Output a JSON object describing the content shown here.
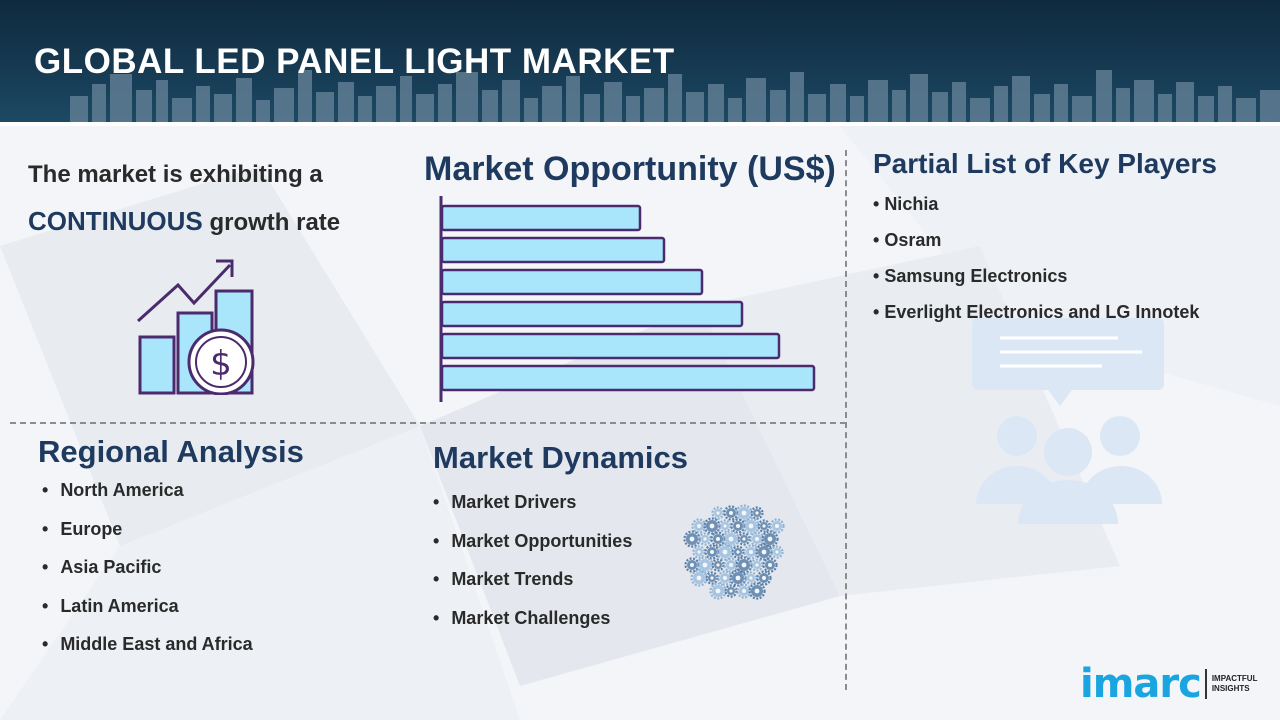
{
  "header": {
    "title": "GLOBAL LED PANEL LIGHT MARKET"
  },
  "growth": {
    "line1": "The market is exhibiting a",
    "highlight": "CONTINUOUS",
    "line2_rest": "growth rate",
    "icon": "growth-chart-dollar-icon"
  },
  "opportunity": {
    "title": "Market Opportunity (US$)"
  },
  "chart_data": {
    "type": "bar",
    "orientation": "horizontal",
    "categories": [
      "",
      "",
      "",
      "",
      "",
      ""
    ],
    "values": [
      198,
      222,
      260,
      300,
      337,
      372
    ],
    "bar_color": "#a9e6fb",
    "bar_border": "#4b2a6e",
    "title": "Market Opportunity (US$)"
  },
  "players": {
    "title": "Partial List of Key Players",
    "items": [
      "Nichia",
      "Osram",
      "Samsung Electronics",
      "Everlight Electronics and LG Innotek"
    ],
    "icon": "people-discussion-icon"
  },
  "regional": {
    "title": "Regional Analysis",
    "items": [
      "North America",
      "Europe",
      "Asia Pacific",
      "Latin America",
      "Middle East and Africa"
    ]
  },
  "dynamics": {
    "title": "Market Dynamics",
    "items": [
      "Market Drivers",
      "Market Opportunities",
      "Market Trends",
      "Market Challenges"
    ],
    "icon": "gears-sphere-icon"
  },
  "logo": {
    "word": "imarc",
    "tagline_1": "IMPACTFUL",
    "tagline_2": "INSIGHTS"
  },
  "colors": {
    "title_blue": "#1f3a5f",
    "accent_cyan": "#1aa4e0",
    "bar_fill": "#a9e6fb",
    "bar_stroke": "#4b2a6e"
  }
}
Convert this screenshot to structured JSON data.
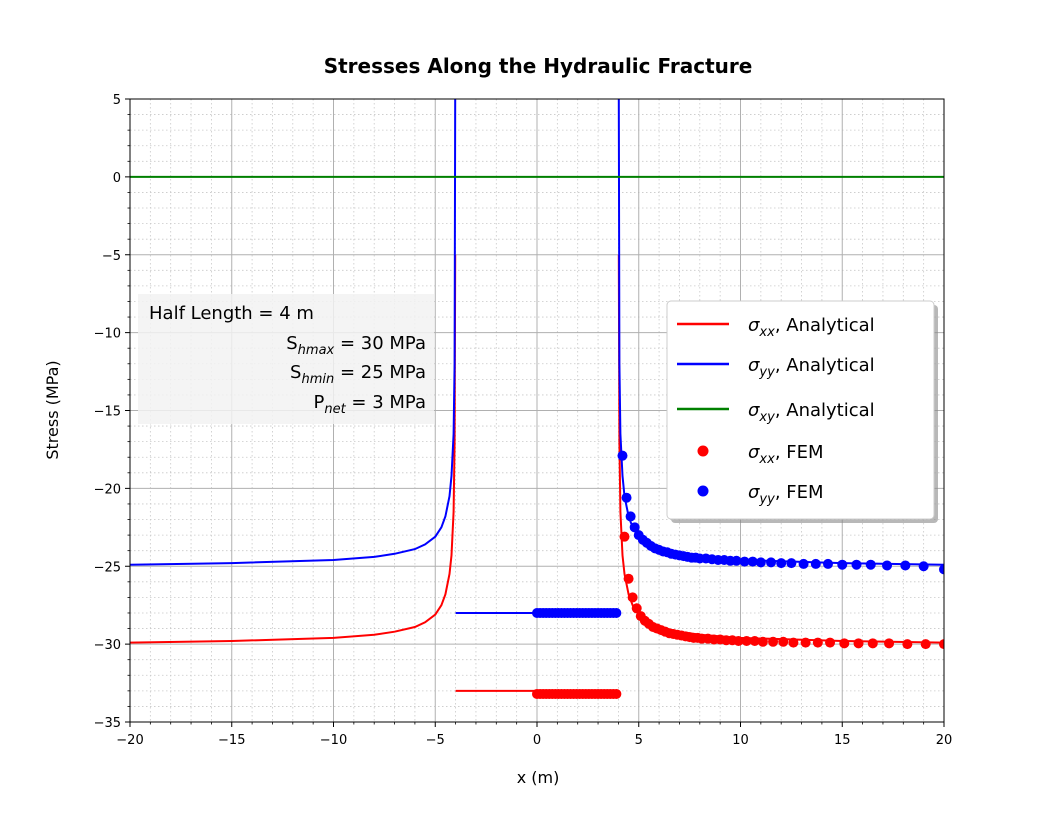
{
  "chart_data": {
    "type": "line",
    "title": "Stresses Along the Hydraulic Fracture",
    "xlabel": "x (m)",
    "ylabel": "Stress (MPa)",
    "xlim": [
      -20,
      20
    ],
    "ylim": [
      -35,
      5
    ],
    "xticks": [
      "−20",
      "−15",
      "−10",
      "−5",
      "0",
      "5",
      "10",
      "15",
      "20"
    ],
    "yticks": [
      "5",
      "0",
      "−5",
      "−10",
      "−15",
      "−20",
      "−25",
      "−30",
      "−35"
    ],
    "grid": "major and minor",
    "legend_position": "center-right",
    "legend": [
      {
        "sym": "σ",
        "sub": "xx",
        "suffix": ", Analytical",
        "color": "#ff0000",
        "marker": "line"
      },
      {
        "sym": "σ",
        "sub": "yy",
        "suffix": ", Analytical",
        "color": "#0000ff",
        "marker": "line"
      },
      {
        "sym": "σ",
        "sub": "xy",
        "suffix": ", Analytical",
        "color": "#008000",
        "marker": "line"
      },
      {
        "sym": "σ",
        "sub": "xx",
        "suffix": ", FEM",
        "color": "#ff0000",
        "marker": "dot"
      },
      {
        "sym": "σ",
        "sub": "yy",
        "suffix": ", FEM",
        "color": "#0000ff",
        "marker": "dot"
      }
    ],
    "annotation": [
      {
        "pre": "Half Length  =  4 m",
        "sub": "",
        "post": ""
      },
      {
        "pre": "S",
        "sub": "hmax",
        "post": " = 30 MPa"
      },
      {
        "pre": "S",
        "sub": "hmin",
        "post": " = 25 MPa"
      },
      {
        "pre": "P",
        "sub": "net",
        "post": " =   3 MPa"
      }
    ],
    "colors": {
      "sxx": "#ff0000",
      "syy": "#0000ff",
      "sxy": "#008000"
    },
    "series": [
      {
        "key": "sxx_analytical_left",
        "x": [
          -20,
          -15,
          -10,
          -8,
          -7,
          -6,
          -5.5,
          -5,
          -4.7,
          -4.5,
          -4.3,
          -4.2,
          -4.1,
          -4.05,
          -4.02
        ],
        "y": [
          -29.9,
          -29.8,
          -29.6,
          -29.4,
          -29.2,
          -28.9,
          -28.6,
          -28.1,
          -27.5,
          -26.8,
          -25.5,
          -24.3,
          -21.5,
          -17,
          -5
        ]
      },
      {
        "key": "syy_analytical_left",
        "x": [
          -20,
          -15,
          -10,
          -8,
          -7,
          -6,
          -5.5,
          -5,
          -4.7,
          -4.5,
          -4.3,
          -4.2,
          -4.1,
          -4.05,
          -4.02
        ],
        "y": [
          -24.9,
          -24.8,
          -24.6,
          -24.4,
          -24.2,
          -23.9,
          -23.6,
          -23.1,
          -22.5,
          -21.8,
          -20.5,
          -19.2,
          -16.5,
          -12,
          5
        ]
      },
      {
        "key": "sxx_analytical_crack",
        "x": [
          -4,
          4
        ],
        "y": [
          -33,
          -33
        ]
      },
      {
        "key": "syy_analytical_crack",
        "x": [
          -4,
          4
        ],
        "y": [
          -28,
          -28
        ]
      },
      {
        "key": "sxx_analytical_right",
        "x": [
          4.02,
          4.05,
          4.1,
          4.2,
          4.3,
          4.5,
          4.7,
          5,
          5.5,
          6,
          7,
          8,
          10,
          15,
          20
        ],
        "y": [
          -5,
          -17,
          -21.5,
          -24.3,
          -25.5,
          -26.8,
          -27.5,
          -28.1,
          -28.6,
          -28.9,
          -29.2,
          -29.4,
          -29.6,
          -29.8,
          -29.9
        ]
      },
      {
        "key": "syy_analytical_right",
        "x": [
          4.02,
          4.05,
          4.1,
          4.2,
          4.3,
          4.5,
          4.7,
          5,
          5.5,
          6,
          7,
          8,
          10,
          15,
          20
        ],
        "y": [
          5,
          -12,
          -16.5,
          -19.2,
          -20.5,
          -21.8,
          -22.5,
          -23.1,
          -23.6,
          -23.9,
          -24.2,
          -24.4,
          -24.6,
          -24.8,
          -24.9
        ]
      },
      {
        "key": "sxy_analytical",
        "x": [
          -20,
          20
        ],
        "y": [
          0,
          0
        ]
      },
      {
        "key": "sxx_fem",
        "x": [
          0,
          0.15,
          0.3,
          0.45,
          0.6,
          0.75,
          0.9,
          1.05,
          1.2,
          1.35,
          1.5,
          1.65,
          1.8,
          1.95,
          2.1,
          2.25,
          2.4,
          2.55,
          2.7,
          2.85,
          3.0,
          3.15,
          3.3,
          3.45,
          3.6,
          3.75,
          3.9,
          4.3,
          4.5,
          4.7,
          4.9,
          5.1,
          5.3,
          5.5,
          5.7,
          5.9,
          6.1,
          6.3,
          6.5,
          6.7,
          6.9,
          7.1,
          7.3,
          7.5,
          7.7,
          7.9,
          8.1,
          8.4,
          8.7,
          9.0,
          9.3,
          9.6,
          9.9,
          10.3,
          10.7,
          11.1,
          11.6,
          12.1,
          12.6,
          13.2,
          13.8,
          14.4,
          15.1,
          15.8,
          16.5,
          17.3,
          18.2,
          19.1,
          20
        ],
        "y": [
          -33.2,
          -33.2,
          -33.2,
          -33.2,
          -33.2,
          -33.2,
          -33.2,
          -33.2,
          -33.2,
          -33.2,
          -33.2,
          -33.2,
          -33.2,
          -33.2,
          -33.2,
          -33.2,
          -33.2,
          -33.2,
          -33.2,
          -33.2,
          -33.2,
          -33.2,
          -33.2,
          -33.2,
          -33.2,
          -33.2,
          -33.2,
          -23.1,
          -25.8,
          -27,
          -27.7,
          -28.2,
          -28.5,
          -28.7,
          -28.9,
          -29,
          -29.1,
          -29.2,
          -29.3,
          -29.35,
          -29.4,
          -29.45,
          -29.5,
          -29.55,
          -29.6,
          -29.6,
          -29.65,
          -29.65,
          -29.7,
          -29.7,
          -29.75,
          -29.75,
          -29.8,
          -29.8,
          -29.8,
          -29.85,
          -29.85,
          -29.85,
          -29.9,
          -29.9,
          -29.9,
          -29.9,
          -29.95,
          -29.95,
          -29.95,
          -29.95,
          -30,
          -30,
          -30
        ]
      },
      {
        "key": "syy_fem",
        "x": [
          0,
          0.15,
          0.3,
          0.45,
          0.6,
          0.75,
          0.9,
          1.05,
          1.2,
          1.35,
          1.5,
          1.65,
          1.8,
          1.95,
          2.1,
          2.25,
          2.4,
          2.55,
          2.7,
          2.85,
          3.0,
          3.15,
          3.3,
          3.45,
          3.6,
          3.75,
          3.9,
          4.2,
          4.4,
          4.6,
          4.8,
          5.0,
          5.2,
          5.4,
          5.6,
          5.8,
          6.0,
          6.2,
          6.4,
          6.6,
          6.8,
          7.0,
          7.2,
          7.4,
          7.6,
          7.8,
          8.0,
          8.3,
          8.6,
          8.9,
          9.2,
          9.5,
          9.8,
          10.2,
          10.6,
          11.0,
          11.5,
          12.0,
          12.5,
          13.1,
          13.7,
          14.3,
          15.0,
          15.7,
          16.4,
          17.2,
          18.1,
          19.0,
          20
        ],
        "y": [
          -28,
          -28,
          -28,
          -28,
          -28,
          -28,
          -28,
          -28,
          -28,
          -28,
          -28,
          -28,
          -28,
          -28,
          -28,
          -28,
          -28,
          -28,
          -28,
          -28,
          -28,
          -28,
          -28,
          -28,
          -28,
          -28,
          -28,
          -17.9,
          -20.6,
          -21.8,
          -22.5,
          -23,
          -23.3,
          -23.5,
          -23.7,
          -23.85,
          -23.95,
          -24.05,
          -24.1,
          -24.2,
          -24.25,
          -24.3,
          -24.35,
          -24.4,
          -24.45,
          -24.45,
          -24.5,
          -24.5,
          -24.55,
          -24.6,
          -24.6,
          -24.65,
          -24.65,
          -24.7,
          -24.7,
          -24.75,
          -24.75,
          -24.8,
          -24.8,
          -24.85,
          -24.85,
          -24.85,
          -24.9,
          -24.9,
          -24.9,
          -24.95,
          -24.95,
          -25,
          -25.2
        ]
      }
    ]
  }
}
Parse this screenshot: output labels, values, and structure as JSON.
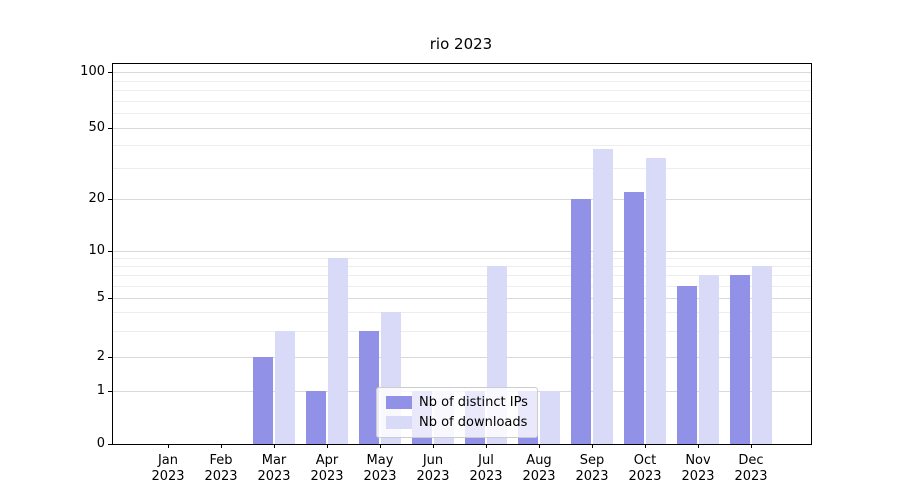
{
  "chart_data": {
    "type": "bar",
    "title": "rio 2023",
    "xlabel": "",
    "ylabel": "",
    "yscale": "symlog",
    "ylim": [
      0,
      110
    ],
    "yticks": [
      0,
      1,
      2,
      5,
      10,
      20,
      50,
      100
    ],
    "minor_yticks": [
      3,
      4,
      6,
      7,
      8,
      9,
      30,
      40,
      60,
      70,
      80,
      90
    ],
    "grid": true,
    "legend_position": "lower center",
    "categories": [
      "Jan 2023",
      "Feb 2023",
      "Mar 2023",
      "Apr 2023",
      "May 2023",
      "Jun 2023",
      "Jul 2023",
      "Aug 2023",
      "Sep 2023",
      "Oct 2023",
      "Nov 2023",
      "Dec 2023"
    ],
    "series": [
      {
        "name": "Nb of distinct IPs",
        "color": "#9191e8",
        "values": [
          0,
          0,
          2,
          1,
          3,
          1,
          1,
          1,
          20,
          22,
          6,
          7
        ]
      },
      {
        "name": "Nb of downloads",
        "color": "#d9d9f8",
        "values": [
          0,
          0,
          3,
          9,
          4,
          1,
          8,
          1,
          38,
          34,
          7,
          8
        ]
      }
    ]
  },
  "colors": {
    "background": "#ffffff",
    "grid_major": "#d9d9d9",
    "grid_minor": "#ededed",
    "axis": "#000000",
    "legend_border": "#cccccc"
  }
}
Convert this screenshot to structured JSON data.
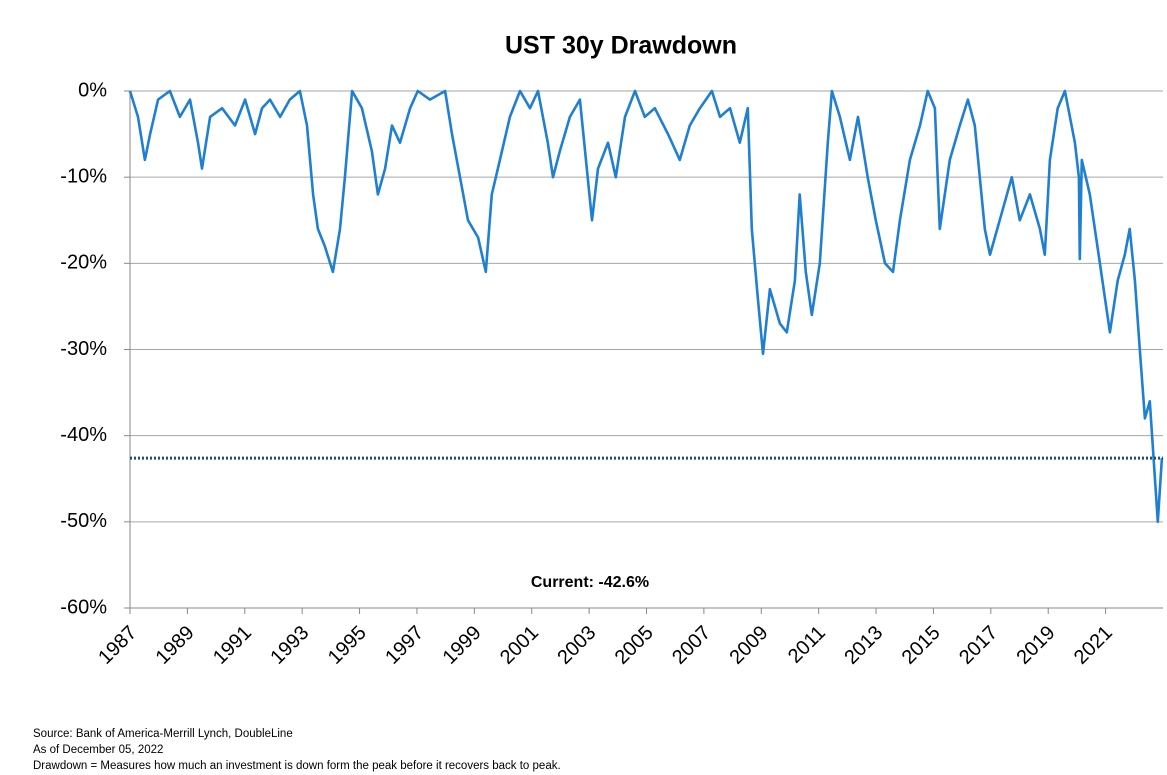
---+---
● **What the exercise asks**: Using the listing above, return all lines where the word "post" occurs.

● **Written reply**:
        "post": ""
        "post": " = 30 MPa"
        "post": " = 25 MPa"
        "post": " =   3 MPa"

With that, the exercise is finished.